Recorded data:
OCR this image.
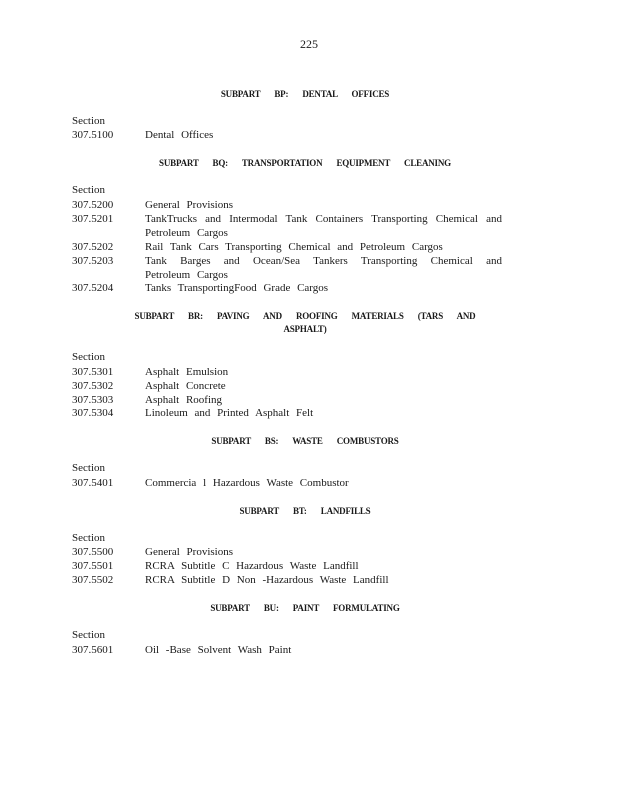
225
SUBPART BP: DENTAL OFFICES
Section
307.5100	Dental Offices
SUBPART BQ: TRANSPORTATION EQUIPMENT CLEANING
Section
307.5200	General Provisions
307.5201	TankTrucks and Intermodal Tank Containers Transporting Chemical and Petroleum Cargos
307.5202	Rail Tank Cars Transporting Chemical and Petroleum Cargos
307.5203	Tank Barges and Ocean/Sea Tankers Transporting Chemical and Petroleum Cargos
307.5204	Tanks TransportingFood Grade Cargos
SUBPART BR: PAVING AND ROOFING MATERIALS (TARS AND ASPHALT)
Section
307.5301	Asphalt Emulsion
307.5302	Asphalt Concrete
307.5303	Asphalt Roofing
307.5304	Linoleum and Printed Asphalt Felt
SUBPART BS: WASTE COMBUSTORS
Section
307.5401	Commercia l Hazardous Waste Combustor
SUBPART BT: LANDFILLS
Section
307.5500	General Provisions
307.5501	RCRA Subtitle C Hazardous Waste Landfill
307.5502	RCRA Subtitle D Non -Hazardous Waste Landfill
SUBPART BU: PAINT FORMULATING
Section
307.5601	Oil -Base Solvent Wash Paint
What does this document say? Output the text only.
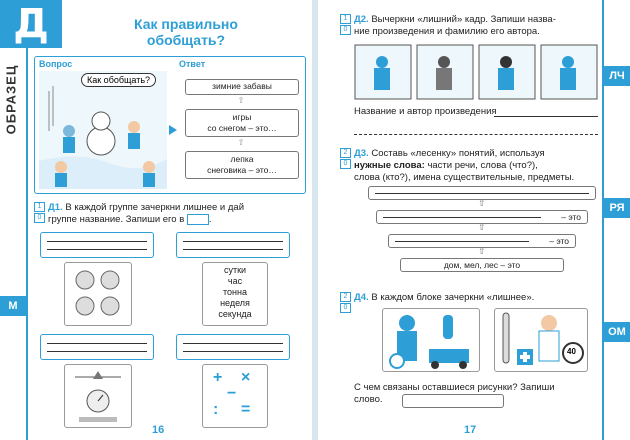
ОБРАЗЕЦ
Д
М
Как правильно
обобщать?
Вопрос	Ответ
Как обобщать?
зимние забавы
⇧
игры
со снегом – это…
⇧
лепка
снеговика – это…
1
0
Д1. В каждой группе зачеркни лишнее и дай
группе название. Запиши его в	.
сутки
час
тонна
неделя
секунда
+ ×
−
: =
16
ЛЧ
РЯ
ОМ
1
0
Д2. Вычеркни «лишний» кадр. Запиши назва-
ние произведения и фамилию его автора.
Название и автор произведения
2
0
Д3. Составь «лесенку» понятий, используя
нужные слова: части речи, слова (что?),
слова (кто?), имена существительные, предметы.
⇧
– это
⇧
– это
⇧
дом, мел, лес – это
2
0
Д4. В каждом блоке зачеркни «лишнее».
40
С чем связаны оставшиеся рисунки? Запиши
слово.
17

Exercise requirements –
Exclude the pictures and transcribe all of the entries exactly.

Problem solution –
OCR this image.
225
SUBPART BP: DENTAL OFFICES
Section
307.5100	Dental Offices
SUBPART BQ: TRANSPORTATION EQUIPMENT CLEANING
Section
307.5200	General Provisions
307.5201	TankTrucks and Intermodal Tank Containers Transporting Chemical and Petroleum Cargos
307.5202	Rail Tank Cars Transporting Chemical and Petroleum Cargos
307.5203	Tank Barges and Ocean/Sea Tankers Transporting Chemical and Petroleum Cargos
307.5204	Tanks TransportingFood Grade Cargos
SUBPART BR: PAVING AND ROOFING MATERIALS (TARS AND ASPHALT)
Section
307.5301	Asphalt Emulsion
307.5302	Asphalt Concrete
307.5303	Asphalt Roofing
307.5304	Linoleum and Printed Asphalt Felt
SUBPART BS: WASTE COMBUSTORS
Section
307.5401	Commercia l Hazardous Waste Combustor
SUBPART BT: LANDFILLS
Section
307.5500	General Provisions
307.5501	RCRA Subtitle C Hazardous Waste Landfill
307.5502	RCRA Subtitle D Non -Hazardous Waste Landfill
SUBPART BU: PAINT FORMULATING
Section
307.5601	Oil -Base Solvent Wash Paint
What does this document say? Output the text only.
ОБРАЗЕЦ
Д
М
Как правильно
обобщать?
Вопрос	Ответ
Как обобщать?
зимние забавы
⇧
игры
со снегом – это…
⇧
лепка
снеговика – это…
1
0
Д1. В каждой группе зачеркни лишнее и дай
группе название. Запиши его в	.
сутки
час
тонна
неделя
секунда
+ ×
−
: =
16
ЛЧ
РЯ
ОМ
1
0
Д2. Вычеркни «лишний» кадр. Запиши назва-
ние произведения и фамилию его автора.
Название и автор произведения
2
0
Д3. Составь «лесенку» понятий, используя
нужные слова: части речи, слова (что?),
слова (кто?), имена существительные, предметы.
⇧
– это
⇧
– это
⇧
дом, мел, лес – это
2
0
Д4. В каждом блоке зачеркни «лишнее».
40
С чем связаны оставшиеся рисунки? Запиши
слово.
17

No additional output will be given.